* Task details
Copy out the lines that have "doux" in them.
── Data provided
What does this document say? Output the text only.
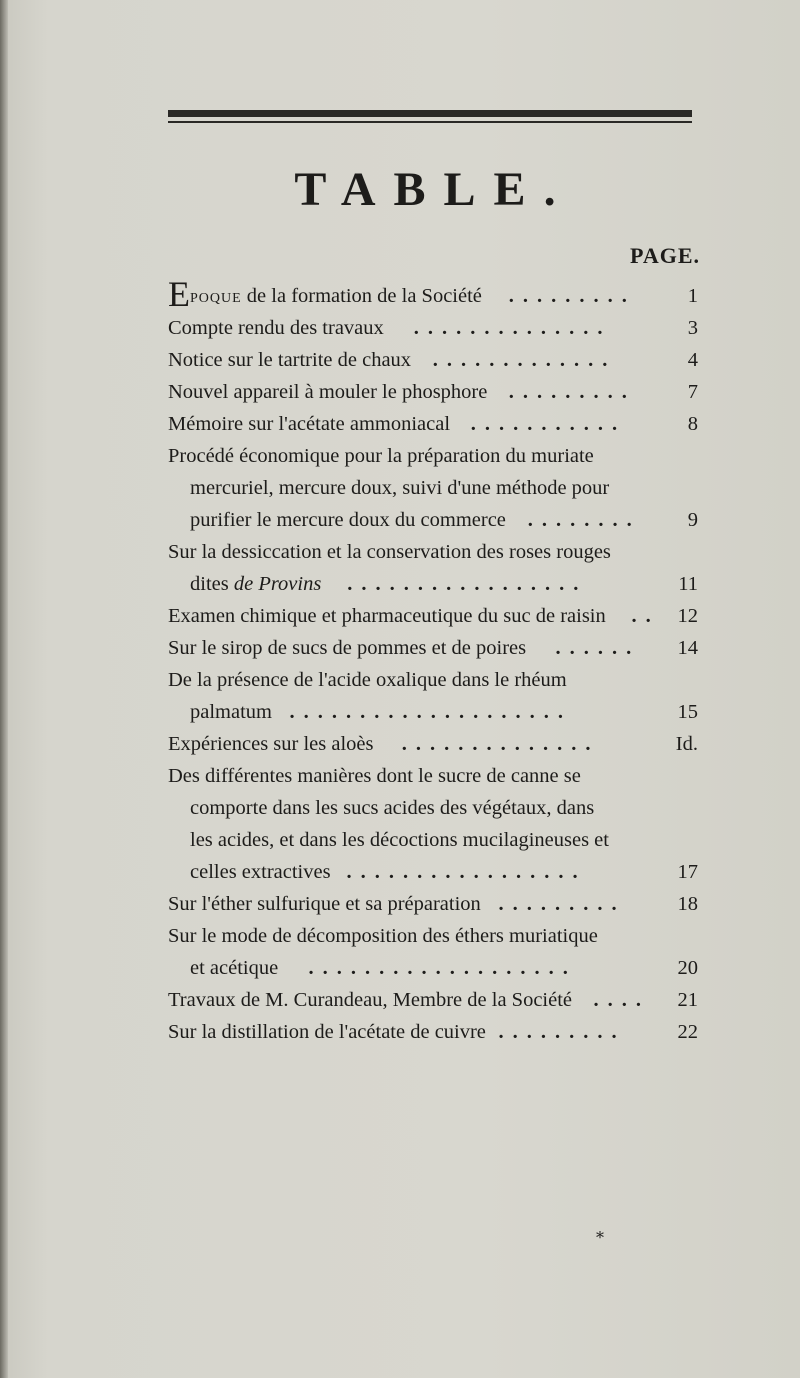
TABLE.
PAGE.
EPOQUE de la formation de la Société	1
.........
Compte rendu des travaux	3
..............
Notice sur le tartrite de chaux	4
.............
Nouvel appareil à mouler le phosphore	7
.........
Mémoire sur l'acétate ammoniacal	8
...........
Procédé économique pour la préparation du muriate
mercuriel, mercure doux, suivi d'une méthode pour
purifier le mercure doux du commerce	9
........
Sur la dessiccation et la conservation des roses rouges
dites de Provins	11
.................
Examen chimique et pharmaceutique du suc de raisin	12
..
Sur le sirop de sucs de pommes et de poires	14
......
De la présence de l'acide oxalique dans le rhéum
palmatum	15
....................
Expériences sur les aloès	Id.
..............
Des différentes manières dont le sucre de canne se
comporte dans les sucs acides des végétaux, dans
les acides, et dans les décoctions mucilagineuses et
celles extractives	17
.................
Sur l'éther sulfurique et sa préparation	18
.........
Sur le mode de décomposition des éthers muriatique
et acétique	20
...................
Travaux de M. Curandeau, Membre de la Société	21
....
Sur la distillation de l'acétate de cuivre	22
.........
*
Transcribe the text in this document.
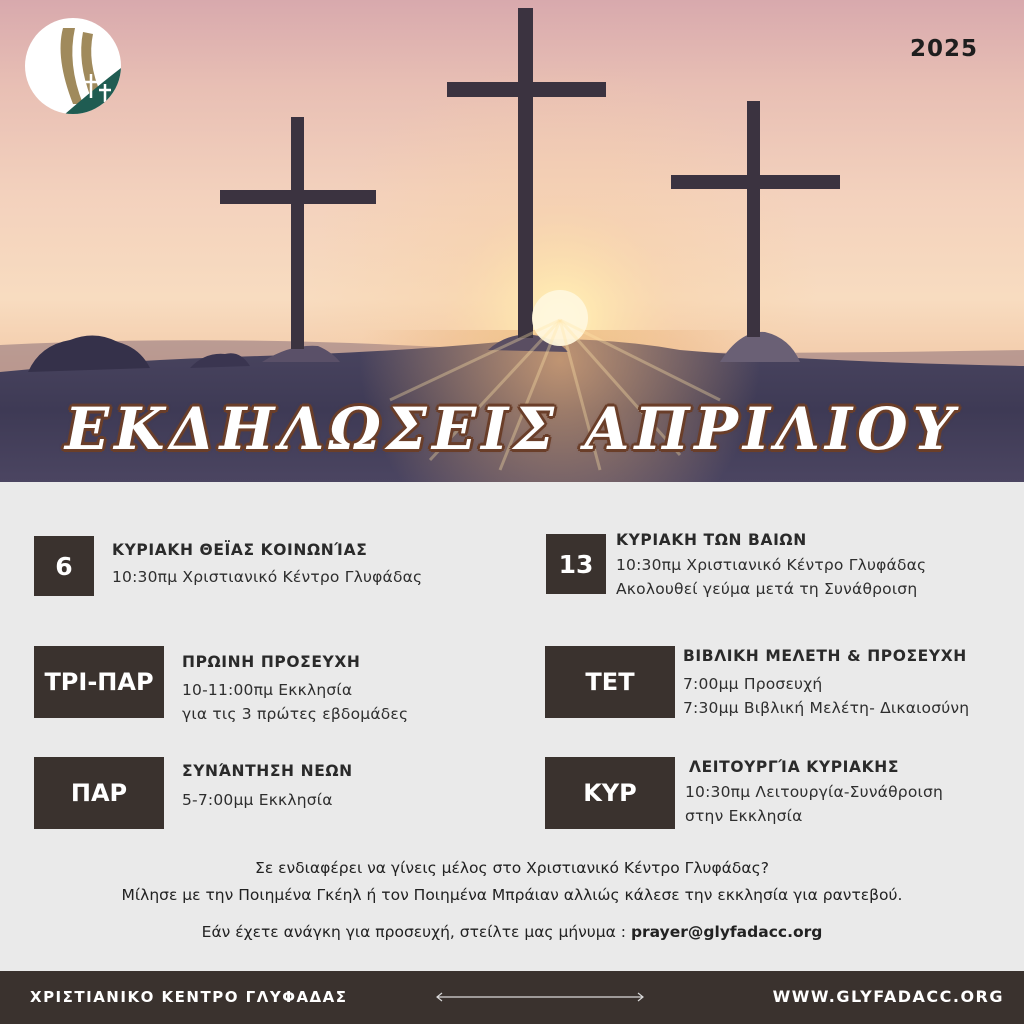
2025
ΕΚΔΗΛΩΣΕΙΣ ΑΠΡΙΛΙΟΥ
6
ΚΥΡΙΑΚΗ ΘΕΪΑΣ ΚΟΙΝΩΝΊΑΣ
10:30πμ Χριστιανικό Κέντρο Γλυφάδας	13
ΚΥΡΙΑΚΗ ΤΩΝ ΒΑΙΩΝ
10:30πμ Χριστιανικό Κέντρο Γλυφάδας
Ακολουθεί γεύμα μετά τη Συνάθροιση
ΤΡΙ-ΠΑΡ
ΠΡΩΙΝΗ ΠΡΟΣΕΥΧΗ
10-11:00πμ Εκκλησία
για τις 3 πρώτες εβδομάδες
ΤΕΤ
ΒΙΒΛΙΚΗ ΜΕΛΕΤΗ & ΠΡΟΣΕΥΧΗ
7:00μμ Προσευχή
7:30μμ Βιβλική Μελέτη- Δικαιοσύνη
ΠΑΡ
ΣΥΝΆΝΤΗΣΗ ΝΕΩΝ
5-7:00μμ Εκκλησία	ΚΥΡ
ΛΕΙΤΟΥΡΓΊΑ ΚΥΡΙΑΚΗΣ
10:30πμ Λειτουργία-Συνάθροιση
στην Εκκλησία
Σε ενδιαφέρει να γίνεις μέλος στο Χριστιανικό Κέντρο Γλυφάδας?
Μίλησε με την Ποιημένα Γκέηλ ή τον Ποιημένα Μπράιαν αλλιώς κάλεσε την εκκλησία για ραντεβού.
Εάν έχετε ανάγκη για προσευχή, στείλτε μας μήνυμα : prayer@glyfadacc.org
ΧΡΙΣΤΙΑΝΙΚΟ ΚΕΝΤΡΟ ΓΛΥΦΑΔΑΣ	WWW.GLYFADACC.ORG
────
* Output below
mercuriel, mercure doux, suivi d'une méthode pour
purifier le mercure doux du commerce	9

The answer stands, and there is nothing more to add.